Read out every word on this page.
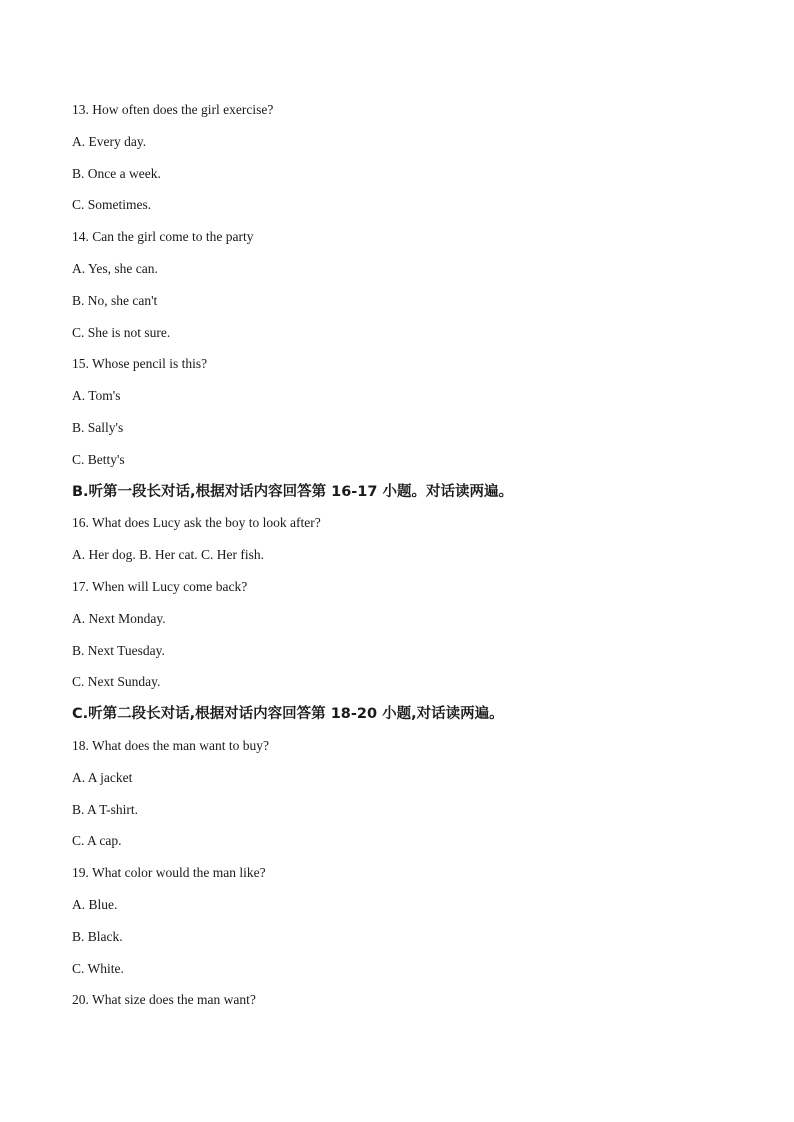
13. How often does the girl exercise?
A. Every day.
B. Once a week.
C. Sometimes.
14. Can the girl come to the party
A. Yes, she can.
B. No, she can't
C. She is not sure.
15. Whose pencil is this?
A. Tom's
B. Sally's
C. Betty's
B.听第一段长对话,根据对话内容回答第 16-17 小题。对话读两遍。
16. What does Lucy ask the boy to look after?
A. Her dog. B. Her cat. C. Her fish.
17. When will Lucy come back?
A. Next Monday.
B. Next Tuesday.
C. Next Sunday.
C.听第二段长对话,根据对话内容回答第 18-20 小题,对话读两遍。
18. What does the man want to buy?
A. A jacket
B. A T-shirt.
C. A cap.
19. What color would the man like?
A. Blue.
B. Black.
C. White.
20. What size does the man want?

## Written problem
All of the material above needs to be restated exactly, with no pictures.

## Complete output
Read out every word on this page.
13. How often does the girl exercise?
A. Every day.
B. Once a week.
C. Sometimes.
14. Can the girl come to the party
A. Yes, she can.
B. No, she can't
C. She is not sure.
15. Whose pencil is this?
A. Tom's
B. Sally's
C. Betty's
B.听第一段长对话,根据对话内容回答第 16-17 小题。对话读两遍。
16. What does Lucy ask the boy to look after?
A. Her dog. B. Her cat. C. Her fish.
17. When will Lucy come back?
A. Next Monday.
B. Next Tuesday.
C. Next Sunday.
C.听第二段长对话,根据对话内容回答第 18-20 小题,对话读两遍。
18. What does the man want to buy?
A. A jacket
B. A T-shirt.
C. A cap.
19. What color would the man like?
A. Blue.
B. Black.
C. White.
20. What size does the man want?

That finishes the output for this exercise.